## start Entries supplied
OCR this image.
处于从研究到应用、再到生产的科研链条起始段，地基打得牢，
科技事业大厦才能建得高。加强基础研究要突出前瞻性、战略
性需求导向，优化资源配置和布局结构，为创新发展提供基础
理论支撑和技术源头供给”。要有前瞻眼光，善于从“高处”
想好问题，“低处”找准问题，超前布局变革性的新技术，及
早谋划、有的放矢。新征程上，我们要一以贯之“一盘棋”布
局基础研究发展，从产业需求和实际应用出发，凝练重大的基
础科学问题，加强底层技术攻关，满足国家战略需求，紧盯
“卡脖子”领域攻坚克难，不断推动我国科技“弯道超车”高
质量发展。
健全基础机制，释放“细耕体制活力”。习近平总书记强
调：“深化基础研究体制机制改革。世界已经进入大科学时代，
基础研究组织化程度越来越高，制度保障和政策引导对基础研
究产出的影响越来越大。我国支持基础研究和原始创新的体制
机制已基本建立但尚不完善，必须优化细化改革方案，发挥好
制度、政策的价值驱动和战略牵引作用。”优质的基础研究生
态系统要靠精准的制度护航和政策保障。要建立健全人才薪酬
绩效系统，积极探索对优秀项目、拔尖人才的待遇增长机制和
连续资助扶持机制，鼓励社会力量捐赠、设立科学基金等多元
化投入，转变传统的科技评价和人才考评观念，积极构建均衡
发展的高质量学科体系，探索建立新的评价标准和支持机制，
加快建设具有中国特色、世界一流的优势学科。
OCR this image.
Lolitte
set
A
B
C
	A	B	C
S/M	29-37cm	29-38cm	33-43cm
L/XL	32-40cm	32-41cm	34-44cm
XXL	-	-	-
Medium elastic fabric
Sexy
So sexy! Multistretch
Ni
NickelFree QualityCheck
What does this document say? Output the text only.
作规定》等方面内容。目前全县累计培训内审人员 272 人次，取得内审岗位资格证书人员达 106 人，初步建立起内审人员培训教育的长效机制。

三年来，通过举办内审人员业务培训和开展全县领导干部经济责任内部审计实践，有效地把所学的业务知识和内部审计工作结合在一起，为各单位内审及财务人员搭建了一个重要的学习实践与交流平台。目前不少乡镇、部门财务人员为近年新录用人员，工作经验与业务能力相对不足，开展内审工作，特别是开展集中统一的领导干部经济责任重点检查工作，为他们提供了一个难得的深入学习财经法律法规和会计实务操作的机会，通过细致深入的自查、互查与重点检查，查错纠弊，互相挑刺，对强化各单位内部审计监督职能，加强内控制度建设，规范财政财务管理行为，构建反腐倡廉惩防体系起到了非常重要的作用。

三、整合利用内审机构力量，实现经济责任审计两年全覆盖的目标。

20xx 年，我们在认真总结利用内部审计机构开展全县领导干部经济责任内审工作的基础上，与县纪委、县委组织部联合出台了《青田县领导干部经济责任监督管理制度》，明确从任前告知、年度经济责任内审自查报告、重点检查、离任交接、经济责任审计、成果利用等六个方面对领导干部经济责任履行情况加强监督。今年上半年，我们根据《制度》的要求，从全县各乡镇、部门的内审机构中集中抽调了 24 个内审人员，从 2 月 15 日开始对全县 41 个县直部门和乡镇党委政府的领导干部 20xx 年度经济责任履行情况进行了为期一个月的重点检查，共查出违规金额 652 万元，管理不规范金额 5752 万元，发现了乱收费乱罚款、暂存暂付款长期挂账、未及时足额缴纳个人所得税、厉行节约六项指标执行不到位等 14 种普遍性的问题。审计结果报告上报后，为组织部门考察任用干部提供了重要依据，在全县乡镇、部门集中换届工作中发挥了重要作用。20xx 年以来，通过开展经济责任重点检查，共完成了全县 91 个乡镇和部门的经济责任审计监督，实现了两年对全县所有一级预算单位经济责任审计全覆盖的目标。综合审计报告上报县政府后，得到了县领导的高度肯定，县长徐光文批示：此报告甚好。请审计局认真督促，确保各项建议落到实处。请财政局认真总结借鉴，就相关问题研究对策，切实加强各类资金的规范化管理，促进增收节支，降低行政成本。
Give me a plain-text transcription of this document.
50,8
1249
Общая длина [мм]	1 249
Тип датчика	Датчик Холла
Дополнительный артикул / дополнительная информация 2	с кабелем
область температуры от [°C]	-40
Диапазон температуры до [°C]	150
## end Entries supplied
Your objective:
Gather each line of the listing that holds the string "text".

Problem solution:
What does this document say? Output the text only.
Give me a plain-text transcription of this document.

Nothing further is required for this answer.